(TASK OBJECTIVE): All the records that follow need to be reproduced exactly. Omit the images.

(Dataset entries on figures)
=-=-=-=-=

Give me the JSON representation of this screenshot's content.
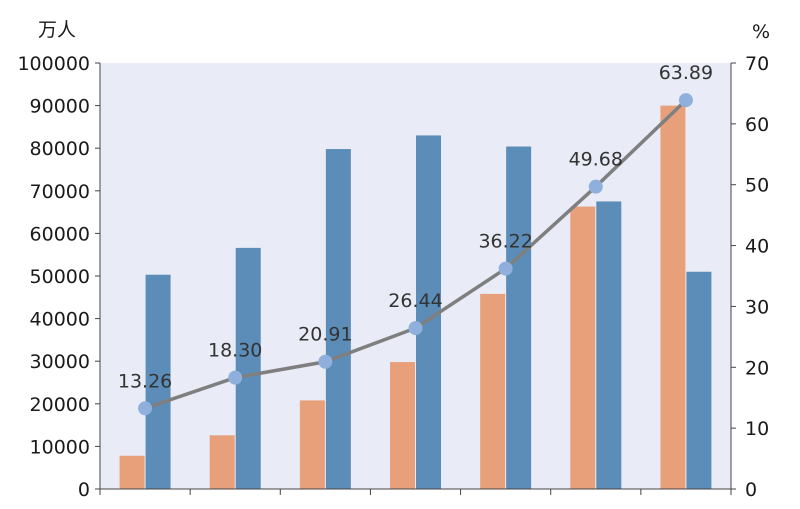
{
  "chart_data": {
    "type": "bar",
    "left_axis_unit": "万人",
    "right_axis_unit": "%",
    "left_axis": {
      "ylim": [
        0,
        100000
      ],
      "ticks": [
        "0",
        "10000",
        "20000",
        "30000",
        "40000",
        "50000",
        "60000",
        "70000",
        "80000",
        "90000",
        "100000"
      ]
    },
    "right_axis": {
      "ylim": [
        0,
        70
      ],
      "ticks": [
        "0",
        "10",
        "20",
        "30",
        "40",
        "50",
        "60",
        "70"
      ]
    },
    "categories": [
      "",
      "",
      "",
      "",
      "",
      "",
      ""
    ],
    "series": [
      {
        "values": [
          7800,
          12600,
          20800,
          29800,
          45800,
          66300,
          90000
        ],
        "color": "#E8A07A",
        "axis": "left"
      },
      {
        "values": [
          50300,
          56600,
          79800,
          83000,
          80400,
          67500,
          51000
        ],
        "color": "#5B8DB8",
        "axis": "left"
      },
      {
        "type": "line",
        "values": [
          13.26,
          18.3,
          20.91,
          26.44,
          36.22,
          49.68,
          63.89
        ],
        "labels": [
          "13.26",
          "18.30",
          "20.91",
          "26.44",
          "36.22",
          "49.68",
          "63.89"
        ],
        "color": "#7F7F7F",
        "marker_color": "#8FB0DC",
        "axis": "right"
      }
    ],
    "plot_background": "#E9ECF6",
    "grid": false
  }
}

=-=-=-=-=

(ANSWER TO THE TASK):
Give me the JSON representation of this screenshot's content.
{
  "chart_data": {
    "type": "bar",
    "left_axis_unit": "万人",
    "right_axis_unit": "%",
    "left_axis": {
      "ylim": [
        0,
        100000
      ],
      "ticks": [
        "0",
        "10000",
        "20000",
        "30000",
        "40000",
        "50000",
        "60000",
        "70000",
        "80000",
        "90000",
        "100000"
      ]
    },
    "right_axis": {
      "ylim": [
        0,
        70
      ],
      "ticks": [
        "0",
        "10",
        "20",
        "30",
        "40",
        "50",
        "60",
        "70"
      ]
    },
    "categories": [
      "",
      "",
      "",
      "",
      "",
      "",
      ""
    ],
    "series": [
      {
        "values": [
          7800,
          12600,
          20800,
          29800,
          45800,
          66300,
          90000
        ],
        "color": "#E8A07A",
        "axis": "left"
      },
      {
        "values": [
          50300,
          56600,
          79800,
          83000,
          80400,
          67500,
          51000
        ],
        "color": "#5B8DB8",
        "axis": "left"
      },
      {
        "type": "line",
        "values": [
          13.26,
          18.3,
          20.91,
          26.44,
          36.22,
          49.68,
          63.89
        ],
        "labels": [
          "13.26",
          "18.30",
          "20.91",
          "26.44",
          "36.22",
          "49.68",
          "63.89"
        ],
        "color": "#7F7F7F",
        "marker_color": "#8FB0DC",
        "axis": "right"
      }
    ],
    "plot_background": "#E9ECF6",
    "grid": false
  }
}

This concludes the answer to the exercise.